## Problem statement
Copy every line of the records below verbatim, from first to last.

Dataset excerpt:

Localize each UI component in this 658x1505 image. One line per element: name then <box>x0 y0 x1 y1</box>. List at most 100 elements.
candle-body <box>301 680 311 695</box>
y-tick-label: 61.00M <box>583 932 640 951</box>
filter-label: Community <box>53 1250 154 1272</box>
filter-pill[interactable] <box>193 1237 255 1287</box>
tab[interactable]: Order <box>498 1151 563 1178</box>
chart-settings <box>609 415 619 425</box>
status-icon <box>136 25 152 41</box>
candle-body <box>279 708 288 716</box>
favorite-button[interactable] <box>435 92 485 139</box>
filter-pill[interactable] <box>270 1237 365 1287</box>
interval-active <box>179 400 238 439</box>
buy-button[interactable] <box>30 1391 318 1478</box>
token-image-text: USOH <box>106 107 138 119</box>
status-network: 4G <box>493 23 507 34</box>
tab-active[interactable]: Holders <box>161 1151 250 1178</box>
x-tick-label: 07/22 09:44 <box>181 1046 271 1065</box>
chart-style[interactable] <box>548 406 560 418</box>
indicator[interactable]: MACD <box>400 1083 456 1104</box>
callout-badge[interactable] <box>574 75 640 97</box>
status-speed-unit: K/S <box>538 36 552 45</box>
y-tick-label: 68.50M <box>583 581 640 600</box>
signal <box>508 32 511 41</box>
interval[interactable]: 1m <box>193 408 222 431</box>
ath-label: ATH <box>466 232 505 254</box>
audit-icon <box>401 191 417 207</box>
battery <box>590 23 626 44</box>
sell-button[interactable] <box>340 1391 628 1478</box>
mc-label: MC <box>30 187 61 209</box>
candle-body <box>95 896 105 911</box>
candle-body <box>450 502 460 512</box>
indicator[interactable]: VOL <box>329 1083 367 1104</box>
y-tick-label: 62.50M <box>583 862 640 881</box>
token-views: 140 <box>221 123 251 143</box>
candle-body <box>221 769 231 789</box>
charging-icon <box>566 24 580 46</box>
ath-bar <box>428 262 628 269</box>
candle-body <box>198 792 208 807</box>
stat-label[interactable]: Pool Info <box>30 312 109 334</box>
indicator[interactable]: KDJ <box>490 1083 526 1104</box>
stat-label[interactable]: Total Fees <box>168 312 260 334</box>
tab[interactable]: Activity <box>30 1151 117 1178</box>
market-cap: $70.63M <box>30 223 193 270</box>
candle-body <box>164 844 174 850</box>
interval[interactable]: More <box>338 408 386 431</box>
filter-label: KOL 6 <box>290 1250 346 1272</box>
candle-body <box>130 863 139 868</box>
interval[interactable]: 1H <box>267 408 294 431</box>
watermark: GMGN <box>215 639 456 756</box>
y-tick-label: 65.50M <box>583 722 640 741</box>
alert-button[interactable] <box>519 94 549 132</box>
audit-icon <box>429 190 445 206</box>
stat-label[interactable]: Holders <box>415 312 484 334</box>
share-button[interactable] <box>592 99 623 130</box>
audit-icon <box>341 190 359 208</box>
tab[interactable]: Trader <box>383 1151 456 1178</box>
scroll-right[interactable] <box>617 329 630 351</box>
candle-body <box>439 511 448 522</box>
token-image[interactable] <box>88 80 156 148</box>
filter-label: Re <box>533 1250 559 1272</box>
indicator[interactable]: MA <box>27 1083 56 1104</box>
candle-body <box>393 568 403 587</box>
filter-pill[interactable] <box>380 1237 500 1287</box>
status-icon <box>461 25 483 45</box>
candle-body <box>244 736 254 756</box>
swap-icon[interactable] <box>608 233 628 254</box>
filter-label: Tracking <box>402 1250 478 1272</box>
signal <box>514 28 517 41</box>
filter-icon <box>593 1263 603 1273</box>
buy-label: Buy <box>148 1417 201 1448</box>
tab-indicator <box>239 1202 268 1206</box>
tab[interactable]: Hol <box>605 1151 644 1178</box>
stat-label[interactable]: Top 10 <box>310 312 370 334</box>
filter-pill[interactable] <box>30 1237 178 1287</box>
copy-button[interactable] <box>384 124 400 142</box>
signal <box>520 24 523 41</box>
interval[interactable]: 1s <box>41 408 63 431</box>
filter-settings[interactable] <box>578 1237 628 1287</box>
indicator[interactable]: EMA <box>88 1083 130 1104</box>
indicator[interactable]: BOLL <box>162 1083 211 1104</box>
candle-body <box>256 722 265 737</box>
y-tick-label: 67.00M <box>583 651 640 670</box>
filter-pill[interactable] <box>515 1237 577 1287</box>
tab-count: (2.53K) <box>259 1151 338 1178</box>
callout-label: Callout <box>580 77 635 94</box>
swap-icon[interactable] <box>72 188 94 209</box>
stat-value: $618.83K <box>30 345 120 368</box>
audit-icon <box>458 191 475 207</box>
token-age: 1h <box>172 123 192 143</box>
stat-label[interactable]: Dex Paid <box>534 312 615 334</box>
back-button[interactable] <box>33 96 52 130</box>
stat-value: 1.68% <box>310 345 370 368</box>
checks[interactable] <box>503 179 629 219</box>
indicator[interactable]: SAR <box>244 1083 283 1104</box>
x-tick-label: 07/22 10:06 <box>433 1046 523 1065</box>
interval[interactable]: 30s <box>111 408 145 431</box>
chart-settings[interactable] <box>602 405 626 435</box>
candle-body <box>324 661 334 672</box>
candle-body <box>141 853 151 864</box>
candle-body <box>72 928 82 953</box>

## Result for this exercise
Localize each UI component in this 658x1505 image. One line per element: name then <box>x0 y0 x1 y1</box>. List at most 100 elements.
candle-body <box>301 680 311 695</box>
y-tick-label: 61.00M <box>583 932 640 951</box>
filter-label: Community <box>53 1250 154 1272</box>
filter-pill[interactable] <box>193 1237 255 1287</box>
tab[interactable]: Order <box>498 1151 563 1178</box>
chart-settings <box>609 415 619 425</box>
status-icon <box>136 25 152 41</box>
candle-body <box>279 708 288 716</box>
favorite-button[interactable] <box>435 92 485 139</box>
filter-pill[interactable] <box>270 1237 365 1287</box>
interval-active <box>179 400 238 439</box>
buy-button[interactable] <box>30 1391 318 1478</box>
token-image-text: USOH <box>106 107 138 119</box>
status-network: 4G <box>493 23 507 34</box>
tab-active[interactable]: Holders <box>161 1151 250 1178</box>
x-tick-label: 07/22 09:44 <box>181 1046 271 1065</box>
chart-style[interactable] <box>548 406 560 418</box>
indicator[interactable]: MACD <box>400 1083 456 1104</box>
callout-badge[interactable] <box>574 75 640 97</box>
status-speed-unit: K/S <box>538 36 552 45</box>
y-tick-label: 68.50M <box>583 581 640 600</box>
signal <box>508 32 511 41</box>
interval[interactable]: 1m <box>193 408 222 431</box>
ath-label: ATH <box>466 232 505 254</box>
audit-icon <box>401 191 417 207</box>
battery <box>590 23 626 44</box>
sell-button[interactable] <box>340 1391 628 1478</box>
mc-label: MC <box>30 187 61 209</box>
candle-body <box>95 896 105 911</box>
candle-body <box>450 502 460 512</box>
indicator[interactable]: VOL <box>329 1083 367 1104</box>
y-tick-label: 62.50M <box>583 862 640 881</box>
token-views: 140 <box>221 123 251 143</box>
candle-body <box>221 769 231 789</box>
charging-icon <box>566 24 580 46</box>
ath-bar <box>428 262 628 269</box>
candle-body <box>198 792 208 807</box>
stat-label[interactable]: Pool Info <box>30 312 109 334</box>
indicator[interactable]: KDJ <box>490 1083 526 1104</box>
stat-label[interactable]: Total Fees <box>168 312 260 334</box>
tab[interactable]: Activity <box>30 1151 117 1178</box>
market-cap: $70.63M <box>30 223 193 270</box>
candle-body <box>164 844 174 850</box>
interval[interactable]: More <box>338 408 386 431</box>
filter-label: KOL 6 <box>290 1250 346 1272</box>
candle-body <box>130 863 139 868</box>
interval[interactable]: 1H <box>267 408 294 431</box>
watermark: GMGN <box>215 639 456 756</box>
y-tick-label: 65.50M <box>583 722 640 741</box>
alert-button[interactable] <box>519 94 549 132</box>
audit-icon <box>429 190 445 206</box>
stat-label[interactable]: Holders <box>415 312 484 334</box>
share-button[interactable] <box>592 99 623 130</box>
audit-icon <box>341 190 359 208</box>
tab[interactable]: Trader <box>383 1151 456 1178</box>
scroll-right[interactable] <box>617 329 630 351</box>
candle-body <box>439 511 448 522</box>
token-image[interactable] <box>88 80 156 148</box>
filter-label: Re <box>533 1250 559 1272</box>
indicator[interactable]: MA <box>27 1083 56 1104</box>
candle-body <box>393 568 403 587</box>
filter-pill[interactable] <box>380 1237 500 1287</box>
status-icon <box>461 25 483 45</box>
candle-body <box>244 736 254 756</box>
swap-icon[interactable] <box>608 233 628 254</box>
filter-label: Tracking <box>402 1250 478 1272</box>
signal <box>514 28 517 41</box>
filter-icon <box>593 1263 603 1273</box>
buy-label: Buy <box>148 1417 201 1448</box>
tab-indicator <box>239 1202 268 1206</box>
tab[interactable]: Hol <box>605 1151 644 1178</box>
stat-label[interactable]: Top 10 <box>310 312 370 334</box>
filter-pill[interactable] <box>30 1237 178 1287</box>
copy-button[interactable] <box>384 124 400 142</box>
signal <box>520 24 523 41</box>
interval[interactable]: 1s <box>41 408 63 431</box>
filter-settings[interactable] <box>578 1237 628 1287</box>
indicator[interactable]: EMA <box>88 1083 130 1104</box>
indicator[interactable]: BOLL <box>162 1083 211 1104</box>
candle-body <box>256 722 265 737</box>
y-tick-label: 67.00M <box>583 651 640 670</box>
filter-pill[interactable] <box>515 1237 577 1287</box>
tab-count: (2.53K) <box>259 1151 338 1178</box>
callout-label: Callout <box>580 77 635 94</box>
swap-icon[interactable] <box>72 188 94 209</box>
stat-value: $618.83K <box>30 345 120 368</box>
audit-icon <box>458 191 475 207</box>
token-age: 1h <box>172 123 192 143</box>
stat-label[interactable]: Dex Paid <box>534 312 615 334</box>
back-button[interactable] <box>33 96 52 130</box>
stat-value: 1.68% <box>310 345 370 368</box>
checks[interactable] <box>503 179 629 219</box>
indicator[interactable]: SAR <box>244 1083 283 1104</box>
x-tick-label: 07/22 10:06 <box>433 1046 523 1065</box>
interval[interactable]: 30s <box>111 408 145 431</box>
chart-settings[interactable] <box>602 405 626 435</box>
candle-body <box>324 661 334 672</box>
candle-body <box>141 853 151 864</box>
candle-body <box>72 928 82 953</box>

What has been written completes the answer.